---------- The data ----------

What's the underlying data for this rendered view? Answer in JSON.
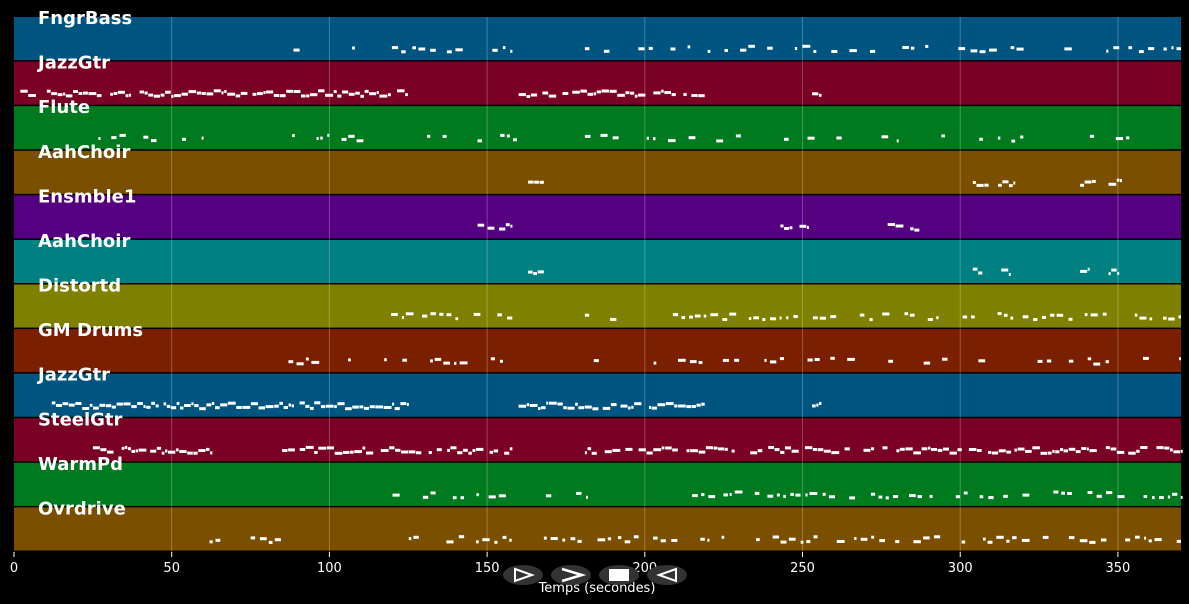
{
  "chart_data": {
    "type": "piano-roll",
    "xlabel": "Temps (secondes)",
    "xlim": [
      0,
      370
    ],
    "x_ticks": [
      0,
      50,
      100,
      150,
      200,
      250,
      300,
      350
    ],
    "grid": true,
    "tracks": [
      {
        "name": "FngrBass",
        "color": "#005580",
        "density": 0.55,
        "segments": [
          [
            85,
            158
          ],
          [
            181,
            370
          ]
        ]
      },
      {
        "name": "JazzGtr",
        "color": "#7a0026",
        "density": 0.9,
        "segments": [
          [
            2,
            125
          ],
          [
            160,
            219
          ],
          [
            253,
            256
          ]
        ]
      },
      {
        "name": "Flute",
        "color": "#007a1e",
        "density": 0.35,
        "segments": [
          [
            25,
            60
          ],
          [
            85,
            160
          ],
          [
            181,
            320
          ],
          [
            338,
            355
          ]
        ]
      },
      {
        "name": "AahChoir",
        "color": "#7a5000",
        "density": 0.9,
        "segments": [
          [
            163,
            168
          ],
          [
            304,
            309
          ],
          [
            312,
            317
          ],
          [
            338,
            343
          ],
          [
            347,
            351
          ]
        ]
      },
      {
        "name": "Ensmble1",
        "color": "#550080",
        "density": 0.9,
        "segments": [
          [
            147,
            158
          ],
          [
            243,
            252
          ],
          [
            277,
            287
          ]
        ]
      },
      {
        "name": "AahChoir",
        "color": "#008080",
        "density": 0.9,
        "segments": [
          [
            163,
            168
          ],
          [
            304,
            307
          ],
          [
            313,
            316
          ],
          [
            338,
            341
          ],
          [
            347,
            350
          ]
        ]
      },
      {
        "name": "Distortd",
        "color": "#7f7f00",
        "density": 0.7,
        "segments": [
          [
            118,
            158
          ],
          [
            181,
            183
          ],
          [
            189,
            191
          ],
          [
            207,
            214
          ],
          [
            214,
            370
          ]
        ]
      },
      {
        "name": "GM Drums",
        "color": "#7a2000",
        "density": 0.4,
        "segments": [
          [
            87,
            155
          ],
          [
            182,
            370
          ]
        ]
      },
      {
        "name": "JazzGtr",
        "color": "#005580",
        "density": 0.9,
        "segments": [
          [
            12,
            125
          ],
          [
            160,
            219
          ],
          [
            253,
            256
          ]
        ]
      },
      {
        "name": "SteelGtr",
        "color": "#7a0026",
        "density": 0.85,
        "segments": [
          [
            25,
            63
          ],
          [
            85,
            158
          ],
          [
            181,
            370
          ]
        ]
      },
      {
        "name": "WarmPd",
        "color": "#007a1e",
        "density": 0.6,
        "segments": [
          [
            120,
            157
          ],
          [
            163,
            182
          ],
          [
            215,
            370
          ]
        ]
      },
      {
        "name": "Ovrdrive",
        "color": "#7a5000",
        "density": 0.6,
        "segments": [
          [
            62,
            85
          ],
          [
            120,
            158
          ],
          [
            168,
            180
          ],
          [
            185,
            370
          ]
        ]
      }
    ]
  },
  "controls": {
    "play_label": "▶",
    "forward_label": "⏩",
    "stop_label": "■",
    "back_label": "◀"
  }
}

----------

Your goal: Give back every line exactly as it stands, pictures excluded.

Final result:
What's the underlying data for this rendered view? Answer in JSON.
{
  "chart_data": {
    "type": "piano-roll",
    "xlabel": "Temps (secondes)",
    "xlim": [
      0,
      370
    ],
    "x_ticks": [
      0,
      50,
      100,
      150,
      200,
      250,
      300,
      350
    ],
    "grid": true,
    "tracks": [
      {
        "name": "FngrBass",
        "color": "#005580",
        "density": 0.55,
        "segments": [
          [
            85,
            158
          ],
          [
            181,
            370
          ]
        ]
      },
      {
        "name": "JazzGtr",
        "color": "#7a0026",
        "density": 0.9,
        "segments": [
          [
            2,
            125
          ],
          [
            160,
            219
          ],
          [
            253,
            256
          ]
        ]
      },
      {
        "name": "Flute",
        "color": "#007a1e",
        "density": 0.35,
        "segments": [
          [
            25,
            60
          ],
          [
            85,
            160
          ],
          [
            181,
            320
          ],
          [
            338,
            355
          ]
        ]
      },
      {
        "name": "AahChoir",
        "color": "#7a5000",
        "density": 0.9,
        "segments": [
          [
            163,
            168
          ],
          [
            304,
            309
          ],
          [
            312,
            317
          ],
          [
            338,
            343
          ],
          [
            347,
            351
          ]
        ]
      },
      {
        "name": "Ensmble1",
        "color": "#550080",
        "density": 0.9,
        "segments": [
          [
            147,
            158
          ],
          [
            243,
            252
          ],
          [
            277,
            287
          ]
        ]
      },
      {
        "name": "AahChoir",
        "color": "#008080",
        "density": 0.9,
        "segments": [
          [
            163,
            168
          ],
          [
            304,
            307
          ],
          [
            313,
            316
          ],
          [
            338,
            341
          ],
          [
            347,
            350
          ]
        ]
      },
      {
        "name": "Distortd",
        "color": "#7f7f00",
        "density": 0.7,
        "segments": [
          [
            118,
            158
          ],
          [
            181,
            183
          ],
          [
            189,
            191
          ],
          [
            207,
            214
          ],
          [
            214,
            370
          ]
        ]
      },
      {
        "name": "GM Drums",
        "color": "#7a2000",
        "density": 0.4,
        "segments": [
          [
            87,
            155
          ],
          [
            182,
            370
          ]
        ]
      },
      {
        "name": "JazzGtr",
        "color": "#005580",
        "density": 0.9,
        "segments": [
          [
            12,
            125
          ],
          [
            160,
            219
          ],
          [
            253,
            256
          ]
        ]
      },
      {
        "name": "SteelGtr",
        "color": "#7a0026",
        "density": 0.85,
        "segments": [
          [
            25,
            63
          ],
          [
            85,
            158
          ],
          [
            181,
            370
          ]
        ]
      },
      {
        "name": "WarmPd",
        "color": "#007a1e",
        "density": 0.6,
        "segments": [
          [
            120,
            157
          ],
          [
            163,
            182
          ],
          [
            215,
            370
          ]
        ]
      },
      {
        "name": "Ovrdrive",
        "color": "#7a5000",
        "density": 0.6,
        "segments": [
          [
            62,
            85
          ],
          [
            120,
            158
          ],
          [
            168,
            180
          ],
          [
            185,
            370
          ]
        ]
      }
    ]
  },
  "controls": {
    "play_label": "▶",
    "forward_label": "⏩",
    "stop_label": "■",
    "back_label": "◀"
  }
}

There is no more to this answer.